**Collected data entries:**
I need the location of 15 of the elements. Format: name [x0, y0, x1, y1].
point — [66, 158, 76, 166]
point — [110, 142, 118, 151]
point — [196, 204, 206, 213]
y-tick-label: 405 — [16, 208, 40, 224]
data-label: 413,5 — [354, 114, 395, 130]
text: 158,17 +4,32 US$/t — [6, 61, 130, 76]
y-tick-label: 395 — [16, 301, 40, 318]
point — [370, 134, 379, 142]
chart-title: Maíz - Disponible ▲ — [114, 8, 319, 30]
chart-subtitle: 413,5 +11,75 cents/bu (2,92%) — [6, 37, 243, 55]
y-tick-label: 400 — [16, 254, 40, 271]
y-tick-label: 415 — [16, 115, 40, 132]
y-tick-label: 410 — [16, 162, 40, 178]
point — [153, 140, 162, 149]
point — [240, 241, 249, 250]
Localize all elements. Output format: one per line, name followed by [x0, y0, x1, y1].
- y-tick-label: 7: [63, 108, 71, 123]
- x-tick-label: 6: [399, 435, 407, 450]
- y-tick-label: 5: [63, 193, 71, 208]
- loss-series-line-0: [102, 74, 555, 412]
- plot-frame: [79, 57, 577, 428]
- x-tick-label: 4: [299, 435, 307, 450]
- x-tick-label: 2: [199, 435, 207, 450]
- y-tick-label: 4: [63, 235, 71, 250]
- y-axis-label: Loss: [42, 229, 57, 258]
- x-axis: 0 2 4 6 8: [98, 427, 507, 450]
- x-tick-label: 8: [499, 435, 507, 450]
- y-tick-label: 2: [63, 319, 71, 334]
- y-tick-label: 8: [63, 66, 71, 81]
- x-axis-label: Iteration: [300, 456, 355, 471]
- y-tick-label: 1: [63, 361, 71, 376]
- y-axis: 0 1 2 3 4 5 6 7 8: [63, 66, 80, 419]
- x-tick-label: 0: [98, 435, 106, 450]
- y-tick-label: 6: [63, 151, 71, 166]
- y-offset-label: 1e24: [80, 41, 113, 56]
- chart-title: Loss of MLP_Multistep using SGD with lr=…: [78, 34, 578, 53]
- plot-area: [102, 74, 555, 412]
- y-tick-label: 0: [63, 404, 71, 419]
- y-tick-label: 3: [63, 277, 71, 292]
* * *
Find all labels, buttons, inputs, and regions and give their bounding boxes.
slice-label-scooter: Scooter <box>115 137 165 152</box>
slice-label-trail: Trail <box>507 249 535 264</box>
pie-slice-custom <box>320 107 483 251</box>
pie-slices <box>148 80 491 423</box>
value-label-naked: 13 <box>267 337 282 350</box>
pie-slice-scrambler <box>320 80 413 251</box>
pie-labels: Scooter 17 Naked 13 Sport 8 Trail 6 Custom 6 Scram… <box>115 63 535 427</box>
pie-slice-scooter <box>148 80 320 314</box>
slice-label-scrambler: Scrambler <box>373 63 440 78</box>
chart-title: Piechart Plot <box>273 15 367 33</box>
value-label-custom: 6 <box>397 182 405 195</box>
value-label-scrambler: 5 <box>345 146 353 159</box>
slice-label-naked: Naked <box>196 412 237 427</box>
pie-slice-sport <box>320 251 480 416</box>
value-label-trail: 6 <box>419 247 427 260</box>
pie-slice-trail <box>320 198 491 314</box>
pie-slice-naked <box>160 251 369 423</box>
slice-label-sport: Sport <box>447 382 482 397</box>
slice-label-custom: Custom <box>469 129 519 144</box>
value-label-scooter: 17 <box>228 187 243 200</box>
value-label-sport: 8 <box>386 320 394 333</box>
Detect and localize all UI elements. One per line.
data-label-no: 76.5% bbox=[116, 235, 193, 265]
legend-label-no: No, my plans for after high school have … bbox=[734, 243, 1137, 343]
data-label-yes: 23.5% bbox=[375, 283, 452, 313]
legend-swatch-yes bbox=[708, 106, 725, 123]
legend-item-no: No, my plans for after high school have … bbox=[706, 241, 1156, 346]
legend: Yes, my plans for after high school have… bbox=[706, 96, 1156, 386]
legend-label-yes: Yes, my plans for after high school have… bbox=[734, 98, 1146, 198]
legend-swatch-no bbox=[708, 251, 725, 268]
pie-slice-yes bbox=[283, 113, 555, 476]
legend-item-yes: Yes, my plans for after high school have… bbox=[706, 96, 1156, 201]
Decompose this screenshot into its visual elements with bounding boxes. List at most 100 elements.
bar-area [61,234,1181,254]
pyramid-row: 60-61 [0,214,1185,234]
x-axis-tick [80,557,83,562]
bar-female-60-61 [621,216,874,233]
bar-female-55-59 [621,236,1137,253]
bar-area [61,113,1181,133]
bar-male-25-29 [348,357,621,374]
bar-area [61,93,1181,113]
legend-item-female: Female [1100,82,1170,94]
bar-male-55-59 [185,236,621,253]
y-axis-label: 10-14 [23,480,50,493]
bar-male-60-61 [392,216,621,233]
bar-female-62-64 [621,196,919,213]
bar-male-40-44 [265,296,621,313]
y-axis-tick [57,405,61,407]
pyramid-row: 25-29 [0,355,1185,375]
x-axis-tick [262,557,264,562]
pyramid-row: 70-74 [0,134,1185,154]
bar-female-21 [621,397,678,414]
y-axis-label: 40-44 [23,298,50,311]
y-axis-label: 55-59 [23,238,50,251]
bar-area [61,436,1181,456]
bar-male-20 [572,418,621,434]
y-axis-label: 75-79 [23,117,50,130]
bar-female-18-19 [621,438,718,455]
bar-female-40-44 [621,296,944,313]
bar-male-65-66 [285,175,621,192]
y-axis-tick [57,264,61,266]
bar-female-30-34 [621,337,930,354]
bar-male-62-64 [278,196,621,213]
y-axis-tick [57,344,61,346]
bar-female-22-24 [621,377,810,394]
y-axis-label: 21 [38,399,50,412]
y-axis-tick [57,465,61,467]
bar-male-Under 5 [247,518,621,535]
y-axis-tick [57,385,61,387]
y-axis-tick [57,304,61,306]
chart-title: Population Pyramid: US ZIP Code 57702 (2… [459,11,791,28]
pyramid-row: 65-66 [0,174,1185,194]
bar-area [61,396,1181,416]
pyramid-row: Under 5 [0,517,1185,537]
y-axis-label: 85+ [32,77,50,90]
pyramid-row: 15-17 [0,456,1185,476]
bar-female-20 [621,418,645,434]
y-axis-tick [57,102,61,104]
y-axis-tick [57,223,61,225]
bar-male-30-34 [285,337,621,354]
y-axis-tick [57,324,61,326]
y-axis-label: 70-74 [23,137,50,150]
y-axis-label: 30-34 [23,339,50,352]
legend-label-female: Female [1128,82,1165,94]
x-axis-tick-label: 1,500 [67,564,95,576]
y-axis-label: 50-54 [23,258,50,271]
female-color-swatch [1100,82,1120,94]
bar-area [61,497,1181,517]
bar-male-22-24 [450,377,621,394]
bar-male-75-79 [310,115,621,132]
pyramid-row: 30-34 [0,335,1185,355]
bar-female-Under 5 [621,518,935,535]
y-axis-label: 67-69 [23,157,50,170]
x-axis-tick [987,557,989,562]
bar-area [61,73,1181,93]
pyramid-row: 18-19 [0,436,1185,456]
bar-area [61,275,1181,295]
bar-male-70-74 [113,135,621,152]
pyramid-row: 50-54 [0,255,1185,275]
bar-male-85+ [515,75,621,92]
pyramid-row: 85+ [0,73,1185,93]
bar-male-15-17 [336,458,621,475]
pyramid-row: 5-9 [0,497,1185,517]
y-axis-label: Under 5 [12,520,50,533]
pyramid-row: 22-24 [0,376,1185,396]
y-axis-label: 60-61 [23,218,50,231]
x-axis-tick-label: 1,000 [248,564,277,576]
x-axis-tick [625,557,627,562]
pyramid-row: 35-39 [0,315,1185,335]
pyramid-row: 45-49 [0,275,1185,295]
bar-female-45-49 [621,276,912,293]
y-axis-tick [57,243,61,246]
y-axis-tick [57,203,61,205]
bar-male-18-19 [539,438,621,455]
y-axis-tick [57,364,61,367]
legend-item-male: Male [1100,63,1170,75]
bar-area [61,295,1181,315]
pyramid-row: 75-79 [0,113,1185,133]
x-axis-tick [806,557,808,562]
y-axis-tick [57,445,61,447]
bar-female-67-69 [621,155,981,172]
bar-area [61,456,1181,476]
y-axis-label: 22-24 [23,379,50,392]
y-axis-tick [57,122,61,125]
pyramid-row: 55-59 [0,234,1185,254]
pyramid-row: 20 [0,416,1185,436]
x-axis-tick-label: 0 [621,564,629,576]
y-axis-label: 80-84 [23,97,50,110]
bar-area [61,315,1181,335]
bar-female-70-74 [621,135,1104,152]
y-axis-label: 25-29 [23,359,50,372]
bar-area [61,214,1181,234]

**What to do:** Please copy out everything from the line containing "I need the location" down to the line containing "point — [370, 134, 379, 142]", both included, with no changes.

**Correct answer:**
I need the location of 15 of the elements. Format: name [x0, y0, x1, y1].
point — [66, 158, 76, 166]
point — [110, 142, 118, 151]
point — [196, 204, 206, 213]
y-tick-label: 405 — [16, 208, 40, 224]
data-label: 413,5 — [354, 114, 395, 130]
text: 158,17 +4,32 US$/t — [6, 61, 130, 76]
y-tick-label: 395 — [16, 301, 40, 318]
point — [370, 134, 379, 142]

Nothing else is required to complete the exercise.